BEGIN Data shown
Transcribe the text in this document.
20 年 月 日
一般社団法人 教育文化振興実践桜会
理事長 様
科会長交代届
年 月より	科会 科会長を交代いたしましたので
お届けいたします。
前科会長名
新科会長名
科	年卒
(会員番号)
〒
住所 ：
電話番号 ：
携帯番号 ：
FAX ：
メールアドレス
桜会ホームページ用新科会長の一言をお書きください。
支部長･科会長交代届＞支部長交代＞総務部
END Data shown
Every record above should be copied exactly.

Transcribe the text in this document.
20 年 月 日
一般社団法人 教育文化振興実践桜会
理事長 様
科会長交代届
年 月より	科会 科会長を交代いたしましたので
お届けいたします。
前科会長名
新科会長名
科	年卒
(会員番号)
〒
住所 ：
電話番号 ：
携帯番号 ：
FAX ：
メールアドレス
桜会ホームページ用新科会長の一言をお書きください。
支部長･科会長交代届＞支部長交代＞総務部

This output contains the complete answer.